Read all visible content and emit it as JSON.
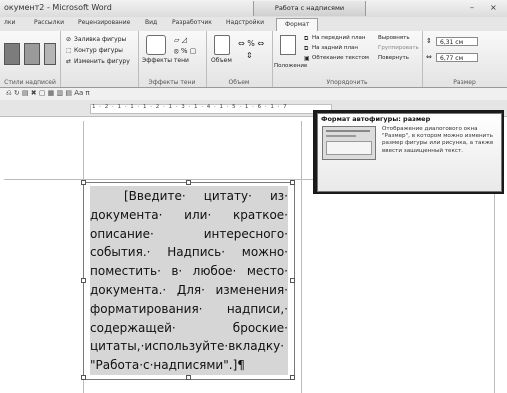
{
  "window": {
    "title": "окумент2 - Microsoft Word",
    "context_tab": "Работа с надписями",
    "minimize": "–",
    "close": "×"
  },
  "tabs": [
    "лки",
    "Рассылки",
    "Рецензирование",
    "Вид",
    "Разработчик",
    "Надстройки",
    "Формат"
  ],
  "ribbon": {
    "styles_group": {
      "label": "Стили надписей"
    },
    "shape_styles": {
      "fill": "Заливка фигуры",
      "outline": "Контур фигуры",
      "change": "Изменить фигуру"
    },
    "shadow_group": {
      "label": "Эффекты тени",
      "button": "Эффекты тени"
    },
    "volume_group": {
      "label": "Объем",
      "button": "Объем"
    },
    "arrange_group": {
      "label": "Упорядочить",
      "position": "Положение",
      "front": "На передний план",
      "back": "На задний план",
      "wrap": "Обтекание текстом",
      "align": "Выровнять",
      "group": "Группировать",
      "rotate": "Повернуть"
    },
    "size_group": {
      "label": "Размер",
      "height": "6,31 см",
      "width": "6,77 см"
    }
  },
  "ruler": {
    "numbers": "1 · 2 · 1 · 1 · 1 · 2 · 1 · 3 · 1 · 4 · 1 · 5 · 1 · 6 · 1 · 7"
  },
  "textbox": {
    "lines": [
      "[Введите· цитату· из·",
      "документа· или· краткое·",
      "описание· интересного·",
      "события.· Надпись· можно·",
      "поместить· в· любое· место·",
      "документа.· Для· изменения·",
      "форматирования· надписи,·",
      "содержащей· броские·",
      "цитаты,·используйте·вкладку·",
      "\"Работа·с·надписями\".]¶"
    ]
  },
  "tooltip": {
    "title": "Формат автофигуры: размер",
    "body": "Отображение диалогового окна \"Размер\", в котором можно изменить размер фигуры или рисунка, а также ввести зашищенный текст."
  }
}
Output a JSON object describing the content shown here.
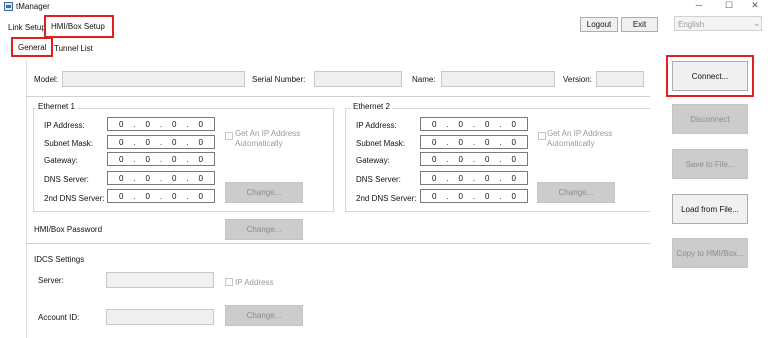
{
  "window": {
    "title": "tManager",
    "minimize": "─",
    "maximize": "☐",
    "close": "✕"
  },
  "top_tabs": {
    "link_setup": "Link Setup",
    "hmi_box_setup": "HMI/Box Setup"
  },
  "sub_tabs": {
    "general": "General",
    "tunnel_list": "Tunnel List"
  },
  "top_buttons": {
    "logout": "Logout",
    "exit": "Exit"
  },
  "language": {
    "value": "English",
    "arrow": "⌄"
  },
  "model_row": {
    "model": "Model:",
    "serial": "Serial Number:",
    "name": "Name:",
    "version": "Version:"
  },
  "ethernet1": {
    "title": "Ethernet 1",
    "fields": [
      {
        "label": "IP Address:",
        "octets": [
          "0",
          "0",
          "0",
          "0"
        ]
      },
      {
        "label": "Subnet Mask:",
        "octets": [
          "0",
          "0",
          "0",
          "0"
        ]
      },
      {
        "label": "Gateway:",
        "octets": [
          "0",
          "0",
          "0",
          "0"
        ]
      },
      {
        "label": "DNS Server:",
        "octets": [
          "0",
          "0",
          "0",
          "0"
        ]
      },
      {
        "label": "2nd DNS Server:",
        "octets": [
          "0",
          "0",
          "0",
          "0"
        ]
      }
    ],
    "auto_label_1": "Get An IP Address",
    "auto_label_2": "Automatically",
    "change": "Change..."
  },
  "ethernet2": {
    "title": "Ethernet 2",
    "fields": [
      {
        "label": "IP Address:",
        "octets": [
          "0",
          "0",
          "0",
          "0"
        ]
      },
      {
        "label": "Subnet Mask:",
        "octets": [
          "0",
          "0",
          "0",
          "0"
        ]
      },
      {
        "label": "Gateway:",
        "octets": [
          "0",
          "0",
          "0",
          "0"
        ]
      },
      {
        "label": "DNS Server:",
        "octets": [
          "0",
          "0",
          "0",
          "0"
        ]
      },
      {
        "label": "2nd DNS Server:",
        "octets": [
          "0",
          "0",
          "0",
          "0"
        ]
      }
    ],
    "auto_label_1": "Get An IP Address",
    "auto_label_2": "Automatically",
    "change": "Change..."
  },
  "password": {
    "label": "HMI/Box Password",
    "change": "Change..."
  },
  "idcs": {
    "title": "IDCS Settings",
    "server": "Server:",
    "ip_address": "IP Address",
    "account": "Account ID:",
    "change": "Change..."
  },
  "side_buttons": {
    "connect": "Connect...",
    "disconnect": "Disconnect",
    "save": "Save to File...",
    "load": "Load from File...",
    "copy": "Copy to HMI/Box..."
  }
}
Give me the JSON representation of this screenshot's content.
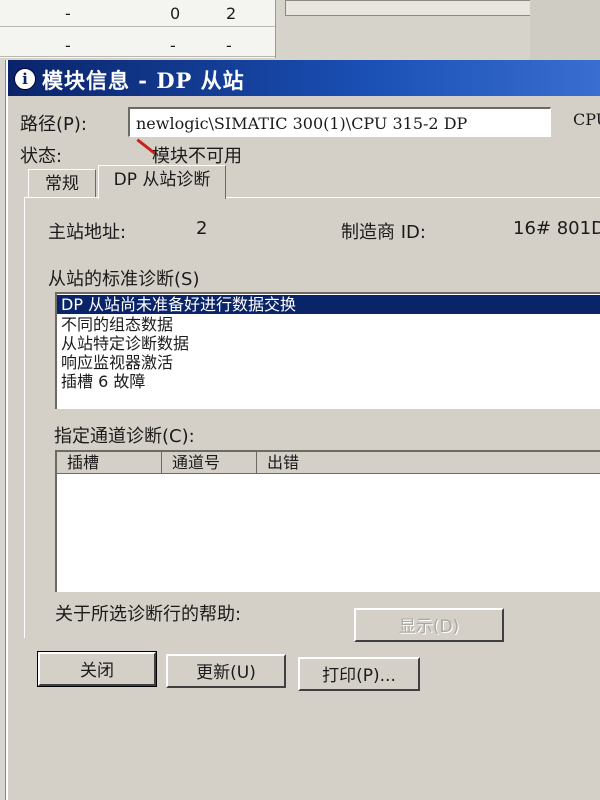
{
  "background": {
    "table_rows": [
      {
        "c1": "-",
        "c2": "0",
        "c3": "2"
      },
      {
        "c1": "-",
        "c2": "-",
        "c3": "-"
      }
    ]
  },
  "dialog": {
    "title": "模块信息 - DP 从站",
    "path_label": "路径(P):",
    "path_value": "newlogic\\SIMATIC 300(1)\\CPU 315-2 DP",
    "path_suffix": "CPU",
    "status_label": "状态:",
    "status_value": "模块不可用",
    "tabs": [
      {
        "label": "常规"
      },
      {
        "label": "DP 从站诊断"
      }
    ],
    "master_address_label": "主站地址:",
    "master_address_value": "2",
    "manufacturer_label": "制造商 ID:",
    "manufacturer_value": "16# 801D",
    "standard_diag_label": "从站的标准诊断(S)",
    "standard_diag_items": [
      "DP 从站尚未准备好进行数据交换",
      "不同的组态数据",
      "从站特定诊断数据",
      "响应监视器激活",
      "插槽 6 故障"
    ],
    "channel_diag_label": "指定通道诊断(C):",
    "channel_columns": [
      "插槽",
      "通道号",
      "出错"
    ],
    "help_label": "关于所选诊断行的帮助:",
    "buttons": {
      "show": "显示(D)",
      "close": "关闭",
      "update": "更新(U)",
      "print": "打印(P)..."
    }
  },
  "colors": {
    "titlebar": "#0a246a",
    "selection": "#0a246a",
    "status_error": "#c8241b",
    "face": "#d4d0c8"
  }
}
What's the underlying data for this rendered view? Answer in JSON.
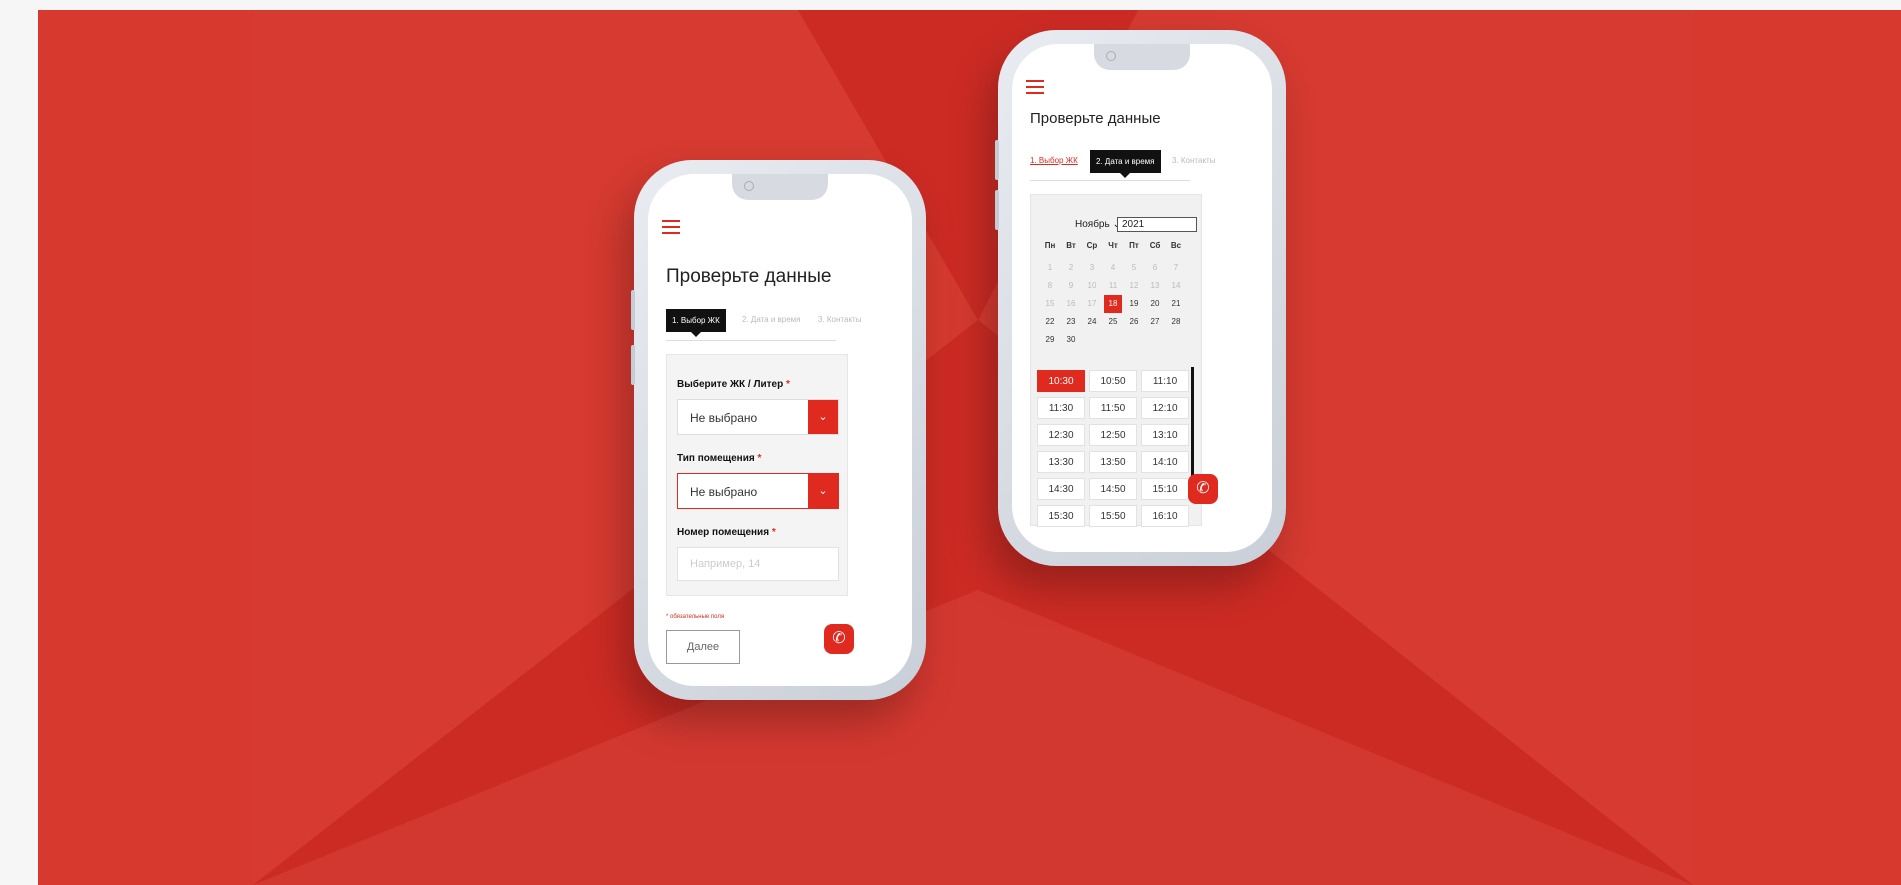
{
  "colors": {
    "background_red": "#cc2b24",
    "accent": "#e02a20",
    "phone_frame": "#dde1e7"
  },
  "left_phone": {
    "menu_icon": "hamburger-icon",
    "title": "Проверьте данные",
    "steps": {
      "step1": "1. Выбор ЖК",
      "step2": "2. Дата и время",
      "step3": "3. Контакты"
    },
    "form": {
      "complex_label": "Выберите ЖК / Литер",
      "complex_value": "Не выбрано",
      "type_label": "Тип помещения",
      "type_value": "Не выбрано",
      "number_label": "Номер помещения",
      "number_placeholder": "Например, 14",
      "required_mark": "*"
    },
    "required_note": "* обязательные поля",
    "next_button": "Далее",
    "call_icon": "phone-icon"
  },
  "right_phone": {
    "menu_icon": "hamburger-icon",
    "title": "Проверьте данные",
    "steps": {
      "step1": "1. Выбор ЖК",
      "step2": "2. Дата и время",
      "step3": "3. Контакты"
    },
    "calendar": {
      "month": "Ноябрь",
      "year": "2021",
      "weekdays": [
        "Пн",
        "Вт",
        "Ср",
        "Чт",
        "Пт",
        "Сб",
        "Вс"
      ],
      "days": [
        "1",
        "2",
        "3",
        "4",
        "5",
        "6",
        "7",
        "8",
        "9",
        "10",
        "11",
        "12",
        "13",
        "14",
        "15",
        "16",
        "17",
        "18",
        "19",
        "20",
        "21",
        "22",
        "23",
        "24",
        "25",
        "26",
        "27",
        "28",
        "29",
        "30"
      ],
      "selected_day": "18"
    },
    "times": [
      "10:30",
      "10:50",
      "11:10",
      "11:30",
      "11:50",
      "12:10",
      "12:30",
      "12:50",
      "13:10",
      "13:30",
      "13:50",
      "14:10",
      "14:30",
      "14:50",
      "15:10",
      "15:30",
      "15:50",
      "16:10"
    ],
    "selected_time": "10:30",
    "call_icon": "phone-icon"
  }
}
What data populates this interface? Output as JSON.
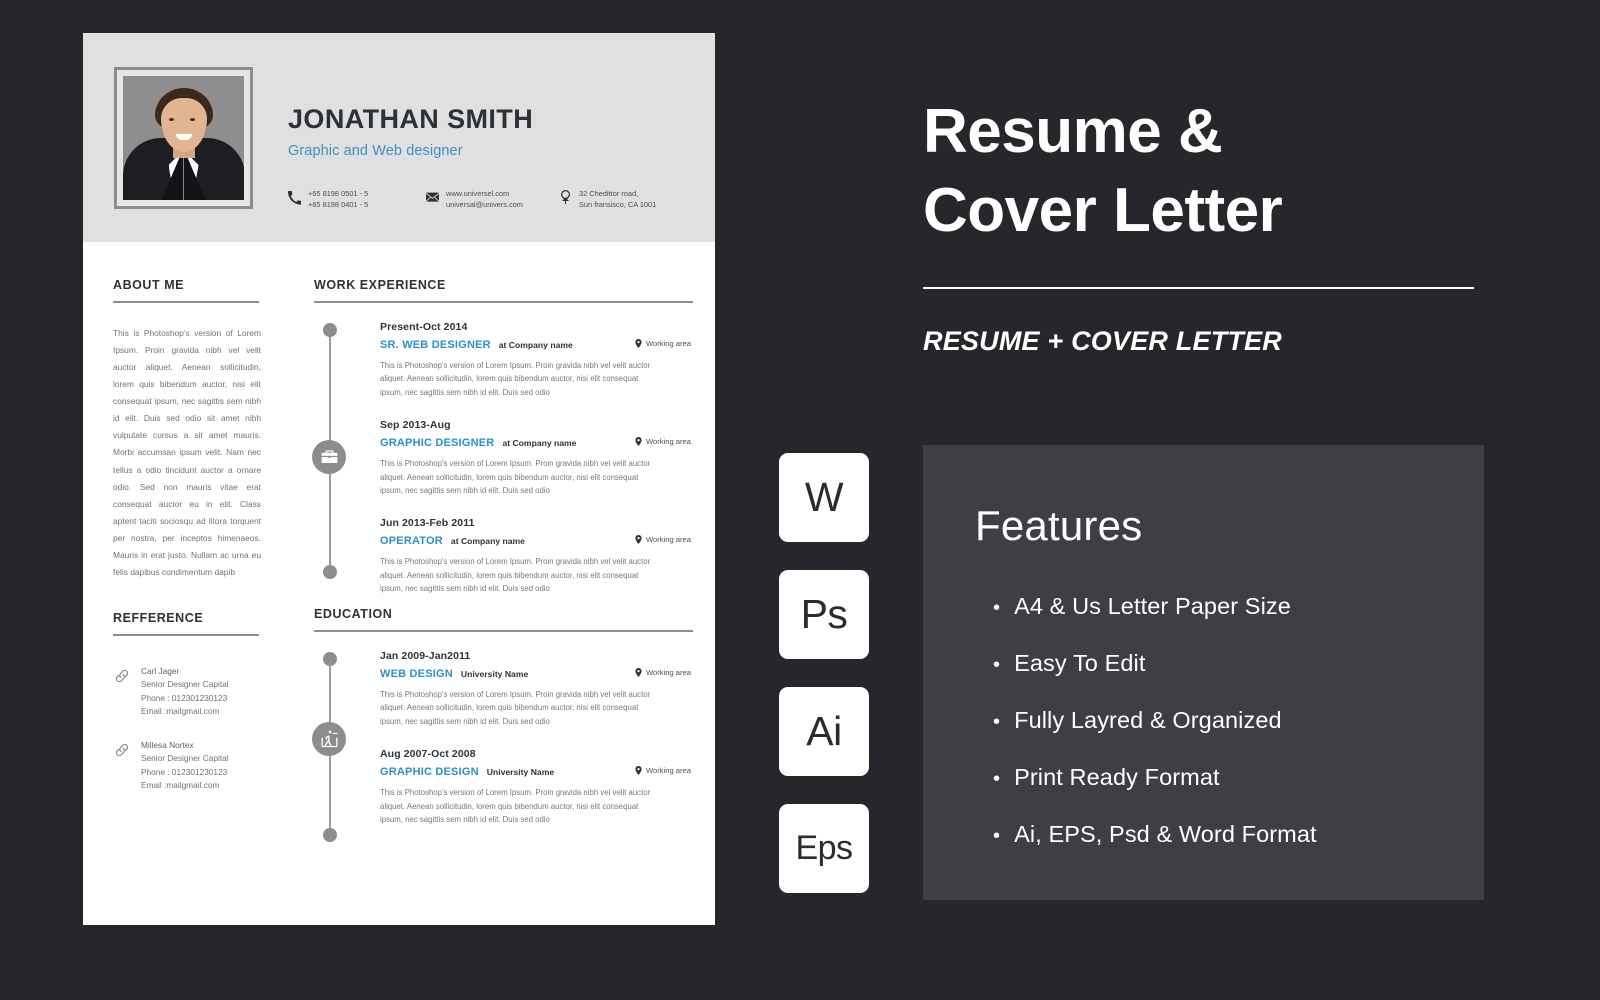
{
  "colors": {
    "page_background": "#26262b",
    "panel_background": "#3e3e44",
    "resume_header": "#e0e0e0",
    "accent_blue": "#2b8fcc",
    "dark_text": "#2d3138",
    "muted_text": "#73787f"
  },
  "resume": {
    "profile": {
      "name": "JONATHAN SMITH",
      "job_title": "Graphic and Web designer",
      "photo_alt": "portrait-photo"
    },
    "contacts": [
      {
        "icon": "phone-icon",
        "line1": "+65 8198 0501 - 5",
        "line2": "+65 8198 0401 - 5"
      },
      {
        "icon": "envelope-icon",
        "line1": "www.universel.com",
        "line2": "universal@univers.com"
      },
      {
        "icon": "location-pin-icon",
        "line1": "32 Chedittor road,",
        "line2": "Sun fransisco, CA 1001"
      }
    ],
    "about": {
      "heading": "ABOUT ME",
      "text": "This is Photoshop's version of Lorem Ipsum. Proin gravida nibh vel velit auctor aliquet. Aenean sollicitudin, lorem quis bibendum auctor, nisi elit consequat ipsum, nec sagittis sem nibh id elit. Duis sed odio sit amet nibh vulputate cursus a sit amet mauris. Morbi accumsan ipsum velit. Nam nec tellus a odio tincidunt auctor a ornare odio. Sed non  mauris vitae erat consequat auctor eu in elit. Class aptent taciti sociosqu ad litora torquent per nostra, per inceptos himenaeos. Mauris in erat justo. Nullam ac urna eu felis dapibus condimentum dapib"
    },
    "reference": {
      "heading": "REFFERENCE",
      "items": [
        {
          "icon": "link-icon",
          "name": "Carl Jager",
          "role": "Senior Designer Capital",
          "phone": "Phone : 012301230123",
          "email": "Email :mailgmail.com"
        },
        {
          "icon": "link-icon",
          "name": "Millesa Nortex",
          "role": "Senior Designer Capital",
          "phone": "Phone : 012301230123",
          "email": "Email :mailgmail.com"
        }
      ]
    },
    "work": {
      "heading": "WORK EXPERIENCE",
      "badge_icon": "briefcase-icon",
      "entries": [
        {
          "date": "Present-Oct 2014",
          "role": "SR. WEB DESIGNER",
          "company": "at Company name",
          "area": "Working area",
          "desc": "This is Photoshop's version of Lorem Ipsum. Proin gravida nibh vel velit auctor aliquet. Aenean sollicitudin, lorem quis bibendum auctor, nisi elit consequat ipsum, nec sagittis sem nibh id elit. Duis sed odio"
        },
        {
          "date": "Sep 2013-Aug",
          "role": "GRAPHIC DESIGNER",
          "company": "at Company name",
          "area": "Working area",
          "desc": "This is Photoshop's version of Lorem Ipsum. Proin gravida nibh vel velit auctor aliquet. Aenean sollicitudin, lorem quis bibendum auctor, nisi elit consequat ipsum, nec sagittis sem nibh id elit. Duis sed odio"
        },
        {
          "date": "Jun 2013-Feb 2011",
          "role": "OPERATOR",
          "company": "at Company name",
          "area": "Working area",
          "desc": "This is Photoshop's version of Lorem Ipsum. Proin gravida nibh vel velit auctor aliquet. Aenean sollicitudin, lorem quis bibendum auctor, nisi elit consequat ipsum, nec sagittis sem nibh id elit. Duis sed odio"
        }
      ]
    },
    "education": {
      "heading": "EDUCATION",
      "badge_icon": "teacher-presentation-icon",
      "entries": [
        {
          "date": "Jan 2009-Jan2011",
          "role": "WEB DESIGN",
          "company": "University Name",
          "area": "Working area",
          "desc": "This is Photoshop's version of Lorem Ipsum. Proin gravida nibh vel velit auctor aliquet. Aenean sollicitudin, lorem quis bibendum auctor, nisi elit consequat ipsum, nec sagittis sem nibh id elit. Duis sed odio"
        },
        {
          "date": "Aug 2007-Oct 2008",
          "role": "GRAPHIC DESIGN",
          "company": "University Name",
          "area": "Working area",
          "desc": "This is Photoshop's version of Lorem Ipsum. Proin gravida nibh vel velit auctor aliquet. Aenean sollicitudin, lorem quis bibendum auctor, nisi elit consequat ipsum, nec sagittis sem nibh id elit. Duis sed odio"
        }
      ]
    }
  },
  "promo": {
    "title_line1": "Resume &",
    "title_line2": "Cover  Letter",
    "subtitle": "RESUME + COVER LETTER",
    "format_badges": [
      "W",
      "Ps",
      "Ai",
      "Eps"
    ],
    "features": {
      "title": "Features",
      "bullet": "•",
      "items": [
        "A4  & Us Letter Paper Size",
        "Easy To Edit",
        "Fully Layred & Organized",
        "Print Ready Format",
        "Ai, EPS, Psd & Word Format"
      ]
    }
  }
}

■ ■ ■ ■ ■ ■ ■

## Goal
Report all lines of the material that contain the word "документа".

## Output below
      "документа· или· краткое·",
      "документа.· Для· изменения·",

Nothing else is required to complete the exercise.